- Problem to work on:
Spot every line with the word "list" and return it.

____ Data entries

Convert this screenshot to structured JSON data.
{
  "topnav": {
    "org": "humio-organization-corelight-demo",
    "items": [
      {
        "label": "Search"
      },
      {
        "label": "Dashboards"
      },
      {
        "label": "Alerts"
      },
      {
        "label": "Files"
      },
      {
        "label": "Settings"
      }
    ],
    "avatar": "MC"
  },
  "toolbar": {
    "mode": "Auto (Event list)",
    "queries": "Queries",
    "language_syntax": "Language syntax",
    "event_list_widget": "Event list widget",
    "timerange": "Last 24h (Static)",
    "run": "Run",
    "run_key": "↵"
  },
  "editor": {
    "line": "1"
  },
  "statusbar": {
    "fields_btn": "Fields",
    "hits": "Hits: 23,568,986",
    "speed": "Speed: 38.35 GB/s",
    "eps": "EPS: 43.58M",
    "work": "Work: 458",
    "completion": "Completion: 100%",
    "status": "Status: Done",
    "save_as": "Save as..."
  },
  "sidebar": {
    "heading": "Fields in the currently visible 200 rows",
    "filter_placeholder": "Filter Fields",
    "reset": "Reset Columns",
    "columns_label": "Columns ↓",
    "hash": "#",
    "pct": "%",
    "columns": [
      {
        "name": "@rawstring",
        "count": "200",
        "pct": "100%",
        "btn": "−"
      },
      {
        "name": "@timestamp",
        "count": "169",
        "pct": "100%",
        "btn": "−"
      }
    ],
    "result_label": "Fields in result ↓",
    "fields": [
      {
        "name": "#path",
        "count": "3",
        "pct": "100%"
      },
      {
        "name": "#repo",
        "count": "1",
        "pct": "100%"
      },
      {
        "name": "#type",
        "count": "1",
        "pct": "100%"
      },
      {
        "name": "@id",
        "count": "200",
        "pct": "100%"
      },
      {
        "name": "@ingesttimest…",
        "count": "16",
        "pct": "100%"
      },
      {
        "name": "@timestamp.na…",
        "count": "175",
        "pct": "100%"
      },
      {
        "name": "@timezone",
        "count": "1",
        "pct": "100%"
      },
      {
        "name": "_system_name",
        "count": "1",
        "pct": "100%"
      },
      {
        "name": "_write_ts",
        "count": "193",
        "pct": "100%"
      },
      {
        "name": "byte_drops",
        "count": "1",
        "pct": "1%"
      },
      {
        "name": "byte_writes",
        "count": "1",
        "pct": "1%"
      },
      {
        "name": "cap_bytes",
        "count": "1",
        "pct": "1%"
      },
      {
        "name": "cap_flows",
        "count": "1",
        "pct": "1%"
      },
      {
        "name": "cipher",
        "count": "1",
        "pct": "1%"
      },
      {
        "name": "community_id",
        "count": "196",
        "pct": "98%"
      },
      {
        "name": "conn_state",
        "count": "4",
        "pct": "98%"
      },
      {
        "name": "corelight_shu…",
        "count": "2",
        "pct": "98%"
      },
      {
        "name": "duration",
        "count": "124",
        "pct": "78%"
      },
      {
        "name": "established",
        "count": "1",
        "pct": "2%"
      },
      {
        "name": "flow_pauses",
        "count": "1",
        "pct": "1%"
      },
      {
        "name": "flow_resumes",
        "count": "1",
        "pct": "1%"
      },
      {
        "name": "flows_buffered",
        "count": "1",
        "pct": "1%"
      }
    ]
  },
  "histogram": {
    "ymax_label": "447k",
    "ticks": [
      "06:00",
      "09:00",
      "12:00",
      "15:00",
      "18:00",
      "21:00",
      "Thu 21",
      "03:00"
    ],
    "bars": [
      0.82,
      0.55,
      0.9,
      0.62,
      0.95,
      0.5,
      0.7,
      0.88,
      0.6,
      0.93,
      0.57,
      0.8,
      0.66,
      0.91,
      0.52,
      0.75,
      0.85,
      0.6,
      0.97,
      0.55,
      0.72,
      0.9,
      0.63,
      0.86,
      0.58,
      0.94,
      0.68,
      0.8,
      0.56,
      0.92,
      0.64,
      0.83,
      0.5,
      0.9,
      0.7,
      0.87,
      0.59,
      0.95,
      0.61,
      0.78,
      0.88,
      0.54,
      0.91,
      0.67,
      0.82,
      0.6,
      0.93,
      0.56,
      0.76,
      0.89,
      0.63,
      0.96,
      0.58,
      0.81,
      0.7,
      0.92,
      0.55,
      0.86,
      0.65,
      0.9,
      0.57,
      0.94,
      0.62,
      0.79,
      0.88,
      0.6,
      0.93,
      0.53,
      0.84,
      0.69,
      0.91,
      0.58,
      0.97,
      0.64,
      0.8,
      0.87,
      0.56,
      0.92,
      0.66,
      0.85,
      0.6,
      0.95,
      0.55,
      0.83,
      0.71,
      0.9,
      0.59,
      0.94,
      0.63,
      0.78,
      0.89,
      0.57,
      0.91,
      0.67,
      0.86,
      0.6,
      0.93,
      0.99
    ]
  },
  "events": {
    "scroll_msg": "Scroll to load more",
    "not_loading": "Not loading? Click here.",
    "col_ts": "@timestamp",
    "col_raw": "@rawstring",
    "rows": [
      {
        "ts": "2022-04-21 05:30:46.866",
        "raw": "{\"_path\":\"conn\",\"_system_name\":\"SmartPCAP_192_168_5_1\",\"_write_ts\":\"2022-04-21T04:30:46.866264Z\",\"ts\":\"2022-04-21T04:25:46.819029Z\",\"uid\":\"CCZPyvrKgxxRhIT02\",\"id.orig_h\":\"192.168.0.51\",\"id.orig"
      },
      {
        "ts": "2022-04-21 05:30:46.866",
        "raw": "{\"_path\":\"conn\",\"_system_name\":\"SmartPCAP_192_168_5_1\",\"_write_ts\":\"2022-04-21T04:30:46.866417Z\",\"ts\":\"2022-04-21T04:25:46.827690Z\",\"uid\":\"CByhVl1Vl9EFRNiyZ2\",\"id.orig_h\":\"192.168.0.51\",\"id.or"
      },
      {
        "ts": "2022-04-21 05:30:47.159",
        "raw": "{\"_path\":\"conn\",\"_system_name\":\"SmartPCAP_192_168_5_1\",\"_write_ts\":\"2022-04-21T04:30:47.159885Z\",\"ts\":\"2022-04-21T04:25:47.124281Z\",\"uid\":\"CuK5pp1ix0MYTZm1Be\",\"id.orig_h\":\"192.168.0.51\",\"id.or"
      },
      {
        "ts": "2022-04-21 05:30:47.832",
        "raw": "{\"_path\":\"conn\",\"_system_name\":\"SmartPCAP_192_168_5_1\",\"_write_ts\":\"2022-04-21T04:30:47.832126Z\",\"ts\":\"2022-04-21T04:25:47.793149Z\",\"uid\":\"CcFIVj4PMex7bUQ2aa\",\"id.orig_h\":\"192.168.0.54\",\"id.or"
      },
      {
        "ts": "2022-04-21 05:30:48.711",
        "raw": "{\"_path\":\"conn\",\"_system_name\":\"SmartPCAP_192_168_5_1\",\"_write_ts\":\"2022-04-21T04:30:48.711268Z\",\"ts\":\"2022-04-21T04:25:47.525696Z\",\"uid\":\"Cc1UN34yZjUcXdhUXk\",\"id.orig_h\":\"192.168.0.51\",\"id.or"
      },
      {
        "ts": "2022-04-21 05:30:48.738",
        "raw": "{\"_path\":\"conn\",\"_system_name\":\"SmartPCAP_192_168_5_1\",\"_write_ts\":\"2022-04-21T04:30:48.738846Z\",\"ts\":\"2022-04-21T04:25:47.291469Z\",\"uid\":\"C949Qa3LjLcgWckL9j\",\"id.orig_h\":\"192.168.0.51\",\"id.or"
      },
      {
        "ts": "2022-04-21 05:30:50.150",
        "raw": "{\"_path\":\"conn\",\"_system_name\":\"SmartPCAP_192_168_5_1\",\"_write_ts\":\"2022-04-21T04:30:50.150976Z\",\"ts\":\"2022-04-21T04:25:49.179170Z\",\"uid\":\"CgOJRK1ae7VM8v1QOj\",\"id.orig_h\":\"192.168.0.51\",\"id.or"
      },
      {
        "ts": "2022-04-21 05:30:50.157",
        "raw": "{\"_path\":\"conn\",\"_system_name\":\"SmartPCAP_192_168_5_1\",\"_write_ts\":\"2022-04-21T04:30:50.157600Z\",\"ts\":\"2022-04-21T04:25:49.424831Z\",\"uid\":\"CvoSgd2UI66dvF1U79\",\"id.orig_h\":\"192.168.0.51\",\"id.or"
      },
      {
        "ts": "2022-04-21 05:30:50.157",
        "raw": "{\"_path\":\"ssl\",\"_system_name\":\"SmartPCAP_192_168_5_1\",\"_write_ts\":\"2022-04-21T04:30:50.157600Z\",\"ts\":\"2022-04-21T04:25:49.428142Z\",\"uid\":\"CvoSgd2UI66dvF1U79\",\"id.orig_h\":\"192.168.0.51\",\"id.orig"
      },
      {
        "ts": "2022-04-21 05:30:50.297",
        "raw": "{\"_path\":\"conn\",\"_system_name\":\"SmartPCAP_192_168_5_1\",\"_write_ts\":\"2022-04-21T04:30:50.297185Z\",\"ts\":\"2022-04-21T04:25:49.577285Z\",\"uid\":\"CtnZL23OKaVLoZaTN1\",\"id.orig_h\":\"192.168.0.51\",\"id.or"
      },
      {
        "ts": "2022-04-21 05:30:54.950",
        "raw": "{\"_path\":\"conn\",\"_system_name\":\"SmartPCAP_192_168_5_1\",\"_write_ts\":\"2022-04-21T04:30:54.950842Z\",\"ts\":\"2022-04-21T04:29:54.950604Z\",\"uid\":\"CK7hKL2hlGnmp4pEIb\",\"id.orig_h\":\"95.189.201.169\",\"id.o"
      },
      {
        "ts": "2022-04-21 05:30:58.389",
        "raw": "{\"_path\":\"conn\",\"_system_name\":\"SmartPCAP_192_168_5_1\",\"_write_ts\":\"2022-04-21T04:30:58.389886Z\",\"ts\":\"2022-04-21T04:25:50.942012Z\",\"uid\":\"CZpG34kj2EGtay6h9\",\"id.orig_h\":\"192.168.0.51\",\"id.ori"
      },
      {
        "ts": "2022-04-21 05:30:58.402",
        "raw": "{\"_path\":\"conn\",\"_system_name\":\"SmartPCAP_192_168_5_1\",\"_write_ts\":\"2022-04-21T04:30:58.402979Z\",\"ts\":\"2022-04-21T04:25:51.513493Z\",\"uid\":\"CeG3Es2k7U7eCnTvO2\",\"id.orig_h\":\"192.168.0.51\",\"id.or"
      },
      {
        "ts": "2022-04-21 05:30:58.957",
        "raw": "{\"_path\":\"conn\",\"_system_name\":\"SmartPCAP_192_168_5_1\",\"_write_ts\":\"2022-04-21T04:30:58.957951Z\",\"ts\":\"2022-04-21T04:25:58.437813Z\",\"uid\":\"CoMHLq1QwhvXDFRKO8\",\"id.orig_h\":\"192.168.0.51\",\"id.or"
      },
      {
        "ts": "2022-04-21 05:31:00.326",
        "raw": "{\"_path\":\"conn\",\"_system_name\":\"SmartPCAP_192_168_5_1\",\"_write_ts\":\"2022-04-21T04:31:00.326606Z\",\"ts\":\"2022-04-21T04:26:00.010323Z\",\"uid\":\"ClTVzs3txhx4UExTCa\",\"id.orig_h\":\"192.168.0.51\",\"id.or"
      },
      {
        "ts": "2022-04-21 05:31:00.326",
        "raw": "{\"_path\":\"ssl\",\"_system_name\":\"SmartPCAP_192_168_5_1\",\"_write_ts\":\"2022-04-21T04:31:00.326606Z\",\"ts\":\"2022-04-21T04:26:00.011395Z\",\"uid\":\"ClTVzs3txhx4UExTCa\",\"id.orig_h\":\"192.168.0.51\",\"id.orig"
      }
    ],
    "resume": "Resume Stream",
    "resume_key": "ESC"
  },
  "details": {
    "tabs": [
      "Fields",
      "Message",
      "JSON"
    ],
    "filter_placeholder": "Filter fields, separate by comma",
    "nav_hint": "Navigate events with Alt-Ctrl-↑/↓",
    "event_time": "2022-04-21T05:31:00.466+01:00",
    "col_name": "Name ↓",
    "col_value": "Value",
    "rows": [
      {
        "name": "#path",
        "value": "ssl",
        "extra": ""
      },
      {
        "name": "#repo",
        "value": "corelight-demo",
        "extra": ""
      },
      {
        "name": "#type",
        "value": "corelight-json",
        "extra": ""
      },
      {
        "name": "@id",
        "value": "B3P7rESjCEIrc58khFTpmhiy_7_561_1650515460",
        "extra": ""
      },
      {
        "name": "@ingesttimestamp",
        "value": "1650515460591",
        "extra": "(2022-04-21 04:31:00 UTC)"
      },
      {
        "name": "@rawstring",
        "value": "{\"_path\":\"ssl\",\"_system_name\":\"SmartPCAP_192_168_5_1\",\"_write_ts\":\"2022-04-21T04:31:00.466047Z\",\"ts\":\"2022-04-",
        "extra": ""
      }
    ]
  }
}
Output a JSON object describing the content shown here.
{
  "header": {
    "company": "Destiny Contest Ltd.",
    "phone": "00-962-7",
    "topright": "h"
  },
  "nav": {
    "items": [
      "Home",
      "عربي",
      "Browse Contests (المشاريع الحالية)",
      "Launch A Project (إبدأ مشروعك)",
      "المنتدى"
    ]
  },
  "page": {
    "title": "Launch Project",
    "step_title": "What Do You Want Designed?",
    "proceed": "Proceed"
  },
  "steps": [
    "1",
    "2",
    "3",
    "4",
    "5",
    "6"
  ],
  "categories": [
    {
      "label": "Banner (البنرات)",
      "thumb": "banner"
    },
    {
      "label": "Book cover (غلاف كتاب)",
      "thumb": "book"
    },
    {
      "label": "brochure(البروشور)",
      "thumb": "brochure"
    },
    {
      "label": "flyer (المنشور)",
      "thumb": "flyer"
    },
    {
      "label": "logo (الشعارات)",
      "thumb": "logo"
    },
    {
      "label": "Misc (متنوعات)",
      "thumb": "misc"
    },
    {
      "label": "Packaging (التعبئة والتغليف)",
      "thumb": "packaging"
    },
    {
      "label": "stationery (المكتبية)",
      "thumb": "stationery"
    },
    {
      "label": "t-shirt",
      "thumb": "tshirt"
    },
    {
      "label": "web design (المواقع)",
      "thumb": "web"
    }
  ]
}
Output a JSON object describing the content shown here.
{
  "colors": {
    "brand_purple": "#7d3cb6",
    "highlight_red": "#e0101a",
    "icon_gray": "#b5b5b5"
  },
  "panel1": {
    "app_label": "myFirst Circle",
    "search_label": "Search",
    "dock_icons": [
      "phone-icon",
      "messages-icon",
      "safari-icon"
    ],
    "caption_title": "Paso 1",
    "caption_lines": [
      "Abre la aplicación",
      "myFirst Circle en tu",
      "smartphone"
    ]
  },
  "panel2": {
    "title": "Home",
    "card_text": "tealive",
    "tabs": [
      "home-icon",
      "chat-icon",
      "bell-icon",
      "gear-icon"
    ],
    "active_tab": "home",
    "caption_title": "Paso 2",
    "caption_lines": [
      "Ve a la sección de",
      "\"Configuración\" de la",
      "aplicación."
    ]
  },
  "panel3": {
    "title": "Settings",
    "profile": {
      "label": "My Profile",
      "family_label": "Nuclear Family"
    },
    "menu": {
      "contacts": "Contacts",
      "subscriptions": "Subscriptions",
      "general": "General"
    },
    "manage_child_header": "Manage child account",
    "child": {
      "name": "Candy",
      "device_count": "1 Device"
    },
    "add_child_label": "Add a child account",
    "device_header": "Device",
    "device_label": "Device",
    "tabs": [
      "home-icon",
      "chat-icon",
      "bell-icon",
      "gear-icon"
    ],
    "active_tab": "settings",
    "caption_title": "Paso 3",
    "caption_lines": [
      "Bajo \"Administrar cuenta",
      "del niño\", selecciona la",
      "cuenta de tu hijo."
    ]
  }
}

________

- Complete response:
    "mode": "Auto (Event list)",
    "event_list_widget": "Event list widget",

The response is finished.